The records that follow are to be repeated without alteration.

-- start --

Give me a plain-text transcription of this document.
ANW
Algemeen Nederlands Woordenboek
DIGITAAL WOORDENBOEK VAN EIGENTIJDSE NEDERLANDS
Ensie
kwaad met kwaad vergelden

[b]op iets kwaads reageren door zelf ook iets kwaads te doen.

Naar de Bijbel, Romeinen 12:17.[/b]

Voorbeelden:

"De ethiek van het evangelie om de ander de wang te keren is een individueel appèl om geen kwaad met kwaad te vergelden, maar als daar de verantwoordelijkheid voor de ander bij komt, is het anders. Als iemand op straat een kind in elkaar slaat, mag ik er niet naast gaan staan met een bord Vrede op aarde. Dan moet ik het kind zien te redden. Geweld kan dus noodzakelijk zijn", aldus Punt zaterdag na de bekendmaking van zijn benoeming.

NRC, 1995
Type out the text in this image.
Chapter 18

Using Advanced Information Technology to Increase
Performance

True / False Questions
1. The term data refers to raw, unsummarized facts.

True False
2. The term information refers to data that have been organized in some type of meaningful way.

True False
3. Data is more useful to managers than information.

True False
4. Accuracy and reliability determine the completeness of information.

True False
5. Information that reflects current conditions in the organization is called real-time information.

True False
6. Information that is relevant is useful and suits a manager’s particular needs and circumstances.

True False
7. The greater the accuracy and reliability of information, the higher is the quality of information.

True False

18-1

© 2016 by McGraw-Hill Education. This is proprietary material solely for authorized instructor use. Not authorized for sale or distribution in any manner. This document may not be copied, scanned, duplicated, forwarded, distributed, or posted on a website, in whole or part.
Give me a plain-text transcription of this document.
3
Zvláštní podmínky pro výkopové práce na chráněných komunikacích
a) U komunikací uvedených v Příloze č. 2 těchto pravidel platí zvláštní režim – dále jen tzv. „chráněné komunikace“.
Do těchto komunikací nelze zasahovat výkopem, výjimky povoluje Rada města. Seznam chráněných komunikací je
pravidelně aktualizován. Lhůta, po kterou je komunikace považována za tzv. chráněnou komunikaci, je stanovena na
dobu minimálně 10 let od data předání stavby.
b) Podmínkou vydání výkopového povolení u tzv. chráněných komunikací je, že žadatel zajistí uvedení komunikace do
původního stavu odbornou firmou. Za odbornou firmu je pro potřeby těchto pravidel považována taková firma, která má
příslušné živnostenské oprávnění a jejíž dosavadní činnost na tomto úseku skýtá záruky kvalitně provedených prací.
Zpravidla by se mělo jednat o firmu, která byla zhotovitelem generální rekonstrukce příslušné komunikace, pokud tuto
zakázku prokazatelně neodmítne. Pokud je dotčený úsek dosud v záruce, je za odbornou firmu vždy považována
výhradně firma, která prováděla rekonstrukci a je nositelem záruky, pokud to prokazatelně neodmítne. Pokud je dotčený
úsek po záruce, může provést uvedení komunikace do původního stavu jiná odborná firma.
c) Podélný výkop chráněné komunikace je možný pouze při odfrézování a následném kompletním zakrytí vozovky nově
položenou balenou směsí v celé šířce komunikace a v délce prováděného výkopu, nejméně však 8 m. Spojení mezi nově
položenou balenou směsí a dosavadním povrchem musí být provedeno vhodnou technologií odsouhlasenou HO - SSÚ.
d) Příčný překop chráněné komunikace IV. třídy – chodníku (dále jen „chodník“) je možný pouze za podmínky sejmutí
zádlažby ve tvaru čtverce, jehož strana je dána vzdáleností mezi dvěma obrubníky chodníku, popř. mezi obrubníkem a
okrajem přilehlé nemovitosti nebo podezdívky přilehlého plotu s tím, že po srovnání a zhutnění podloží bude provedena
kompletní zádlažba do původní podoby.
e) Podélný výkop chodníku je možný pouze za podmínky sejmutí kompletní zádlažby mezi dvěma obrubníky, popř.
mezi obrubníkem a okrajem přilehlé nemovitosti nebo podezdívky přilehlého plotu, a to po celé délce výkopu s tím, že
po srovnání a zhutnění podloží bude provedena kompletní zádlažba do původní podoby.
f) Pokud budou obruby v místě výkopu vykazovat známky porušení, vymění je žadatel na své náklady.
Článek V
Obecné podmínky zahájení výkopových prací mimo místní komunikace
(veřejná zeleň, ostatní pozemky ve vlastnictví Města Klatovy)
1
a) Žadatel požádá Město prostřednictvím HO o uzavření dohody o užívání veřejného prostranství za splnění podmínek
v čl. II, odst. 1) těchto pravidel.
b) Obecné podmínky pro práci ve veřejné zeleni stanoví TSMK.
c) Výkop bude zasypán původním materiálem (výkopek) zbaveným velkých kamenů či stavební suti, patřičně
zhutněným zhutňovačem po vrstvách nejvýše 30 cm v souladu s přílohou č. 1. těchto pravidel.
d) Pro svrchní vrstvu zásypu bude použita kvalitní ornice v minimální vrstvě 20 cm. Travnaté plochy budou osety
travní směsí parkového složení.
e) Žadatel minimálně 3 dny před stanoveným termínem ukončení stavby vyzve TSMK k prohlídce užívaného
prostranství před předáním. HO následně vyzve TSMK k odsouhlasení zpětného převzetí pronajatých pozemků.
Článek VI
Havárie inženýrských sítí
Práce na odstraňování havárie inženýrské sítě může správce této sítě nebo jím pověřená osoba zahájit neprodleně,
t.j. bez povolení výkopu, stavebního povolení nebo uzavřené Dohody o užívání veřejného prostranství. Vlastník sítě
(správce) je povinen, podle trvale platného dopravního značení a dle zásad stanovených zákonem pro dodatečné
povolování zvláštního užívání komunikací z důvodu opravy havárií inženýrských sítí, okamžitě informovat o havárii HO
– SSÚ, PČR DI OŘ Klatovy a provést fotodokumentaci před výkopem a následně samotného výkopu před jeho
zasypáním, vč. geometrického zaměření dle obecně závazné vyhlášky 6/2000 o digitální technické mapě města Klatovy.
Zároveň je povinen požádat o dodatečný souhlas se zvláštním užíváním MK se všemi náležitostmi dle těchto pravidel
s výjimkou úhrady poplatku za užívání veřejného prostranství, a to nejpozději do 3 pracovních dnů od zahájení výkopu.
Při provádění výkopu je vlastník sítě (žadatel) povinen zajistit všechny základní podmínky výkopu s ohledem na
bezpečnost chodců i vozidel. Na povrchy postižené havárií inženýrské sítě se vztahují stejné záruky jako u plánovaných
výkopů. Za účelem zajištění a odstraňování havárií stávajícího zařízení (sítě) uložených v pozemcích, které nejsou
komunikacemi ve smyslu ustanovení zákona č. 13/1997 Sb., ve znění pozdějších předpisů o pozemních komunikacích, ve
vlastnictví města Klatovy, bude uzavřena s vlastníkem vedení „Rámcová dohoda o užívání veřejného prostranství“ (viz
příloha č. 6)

-- end --

Answer to this problem
Give me a plain-text transcription of this document.
ANW
Algemeen Nederlands Woordenboek
DIGITAAL WOORDENBOEK VAN EIGENTIJDSE NEDERLANDS
Ensie
kwaad met kwaad vergelden

[b]op iets kwaads reageren door zelf ook iets kwaads te doen.

Naar de Bijbel, Romeinen 12:17.[/b]

Voorbeelden:

"De ethiek van het evangelie om de ander de wang te keren is een individueel appèl om geen kwaad met kwaad te vergelden, maar als daar de verantwoordelijkheid voor de ander bij komt, is het anders. Als iemand op straat een kind in elkaar slaat, mag ik er niet naast gaan staan met een bord Vrede op aarde. Dan moet ik het kind zien te redden. Geweld kan dus noodzakelijk zijn", aldus Punt zaterdag na de bekendmaking van zijn benoeming.

NRC, 1995
Type out the text in this image.
Chapter 18

Using Advanced Information Technology to Increase
Performance

True / False Questions
1. The term data refers to raw, unsummarized facts.

True False
2. The term information refers to data that have been organized in some type of meaningful way.

True False
3. Data is more useful to managers than information.

True False
4. Accuracy and reliability determine the completeness of information.

True False
5. Information that reflects current conditions in the organization is called real-time information.

True False
6. Information that is relevant is useful and suits a manager’s particular needs and circumstances.

True False
7. The greater the accuracy and reliability of information, the higher is the quality of information.

True False

18-1

© 2016 by McGraw-Hill Education. This is proprietary material solely for authorized instructor use. Not authorized for sale or distribution in any manner. This document may not be copied, scanned, duplicated, forwarded, distributed, or posted on a website, in whole or part.
Give me a plain-text transcription of this document.
3
Zvláštní podmínky pro výkopové práce na chráněných komunikacích
a) U komunikací uvedených v Příloze č. 2 těchto pravidel platí zvláštní režim – dále jen tzv. „chráněné komunikace“.
Do těchto komunikací nelze zasahovat výkopem, výjimky povoluje Rada města. Seznam chráněných komunikací je
pravidelně aktualizován. Lhůta, po kterou je komunikace považována za tzv. chráněnou komunikaci, je stanovena na
dobu minimálně 10 let od data předání stavby.
b) Podmínkou vydání výkopového povolení u tzv. chráněných komunikací je, že žadatel zajistí uvedení komunikace do
původního stavu odbornou firmou. Za odbornou firmu je pro potřeby těchto pravidel považována taková firma, která má
příslušné živnostenské oprávnění a jejíž dosavadní činnost na tomto úseku skýtá záruky kvalitně provedených prací.
Zpravidla by se mělo jednat o firmu, která byla zhotovitelem generální rekonstrukce příslušné komunikace, pokud tuto
zakázku prokazatelně neodmítne. Pokud je dotčený úsek dosud v záruce, je za odbornou firmu vždy považována
výhradně firma, která prováděla rekonstrukci a je nositelem záruky, pokud to prokazatelně neodmítne. Pokud je dotčený
úsek po záruce, může provést uvedení komunikace do původního stavu jiná odborná firma.
c) Podélný výkop chráněné komunikace je možný pouze při odfrézování a následném kompletním zakrytí vozovky nově
položenou balenou směsí v celé šířce komunikace a v délce prováděného výkopu, nejméně však 8 m. Spojení mezi nově
položenou balenou směsí a dosavadním povrchem musí být provedeno vhodnou technologií odsouhlasenou HO - SSÚ.
d) Příčný překop chráněné komunikace IV. třídy – chodníku (dále jen „chodník“) je možný pouze za podmínky sejmutí
zádlažby ve tvaru čtverce, jehož strana je dána vzdáleností mezi dvěma obrubníky chodníku, popř. mezi obrubníkem a
okrajem přilehlé nemovitosti nebo podezdívky přilehlého plotu s tím, že po srovnání a zhutnění podloží bude provedena
kompletní zádlažba do původní podoby.
e) Podélný výkop chodníku je možný pouze za podmínky sejmutí kompletní zádlažby mezi dvěma obrubníky, popř.
mezi obrubníkem a okrajem přilehlé nemovitosti nebo podezdívky přilehlého plotu, a to po celé délce výkopu s tím, že
po srovnání a zhutnění podloží bude provedena kompletní zádlažba do původní podoby.
f) Pokud budou obruby v místě výkopu vykazovat známky porušení, vymění je žadatel na své náklady.
Článek V
Obecné podmínky zahájení výkopových prací mimo místní komunikace
(veřejná zeleň, ostatní pozemky ve vlastnictví Města Klatovy)
1
a) Žadatel požádá Město prostřednictvím HO o uzavření dohody o užívání veřejného prostranství za splnění podmínek
v čl. II, odst. 1) těchto pravidel.
b) Obecné podmínky pro práci ve veřejné zeleni stanoví TSMK.
c) Výkop bude zasypán původním materiálem (výkopek) zbaveným velkých kamenů či stavební suti, patřičně
zhutněným zhutňovačem po vrstvách nejvýše 30 cm v souladu s přílohou č. 1. těchto pravidel.
d) Pro svrchní vrstvu zásypu bude použita kvalitní ornice v minimální vrstvě 20 cm. Travnaté plochy budou osety
travní směsí parkového složení.
e) Žadatel minimálně 3 dny před stanoveným termínem ukončení stavby vyzve TSMK k prohlídce užívaného
prostranství před předáním. HO následně vyzve TSMK k odsouhlasení zpětného převzetí pronajatých pozemků.
Článek VI
Havárie inženýrských sítí
Práce na odstraňování havárie inženýrské sítě může správce této sítě nebo jím pověřená osoba zahájit neprodleně,
t.j. bez povolení výkopu, stavebního povolení nebo uzavřené Dohody o užívání veřejného prostranství. Vlastník sítě
(správce) je povinen, podle trvale platného dopravního značení a dle zásad stanovených zákonem pro dodatečné
povolování zvláštního užívání komunikací z důvodu opravy havárií inženýrských sítí, okamžitě informovat o havárii HO
– SSÚ, PČR DI OŘ Klatovy a provést fotodokumentaci před výkopem a následně samotného výkopu před jeho
zasypáním, vč. geometrického zaměření dle obecně závazné vyhlášky 6/2000 o digitální technické mapě města Klatovy.
Zároveň je povinen požádat o dodatečný souhlas se zvláštním užíváním MK se všemi náležitostmi dle těchto pravidel
s výjimkou úhrady poplatku za užívání veřejného prostranství, a to nejpozději do 3 pracovních dnů od zahájení výkopu.
Při provádění výkopu je vlastník sítě (žadatel) povinen zajistit všechny základní podmínky výkopu s ohledem na
bezpečnost chodců i vozidel. Na povrchy postižené havárií inženýrské sítě se vztahují stejné záruky jako u plánovaných
výkopů. Za účelem zajištění a odstraňování havárií stávajícího zařízení (sítě) uložených v pozemcích, které nejsou
komunikacemi ve smyslu ustanovení zákona č. 13/1997 Sb., ve znění pozdějších předpisů o pozemních komunikacích, ve
vlastnictví města Klatovy, bude uzavřena s vlastníkem vedení „Rámcová dohoda o užívání veřejného prostranství“ (viz
příloha č. 6)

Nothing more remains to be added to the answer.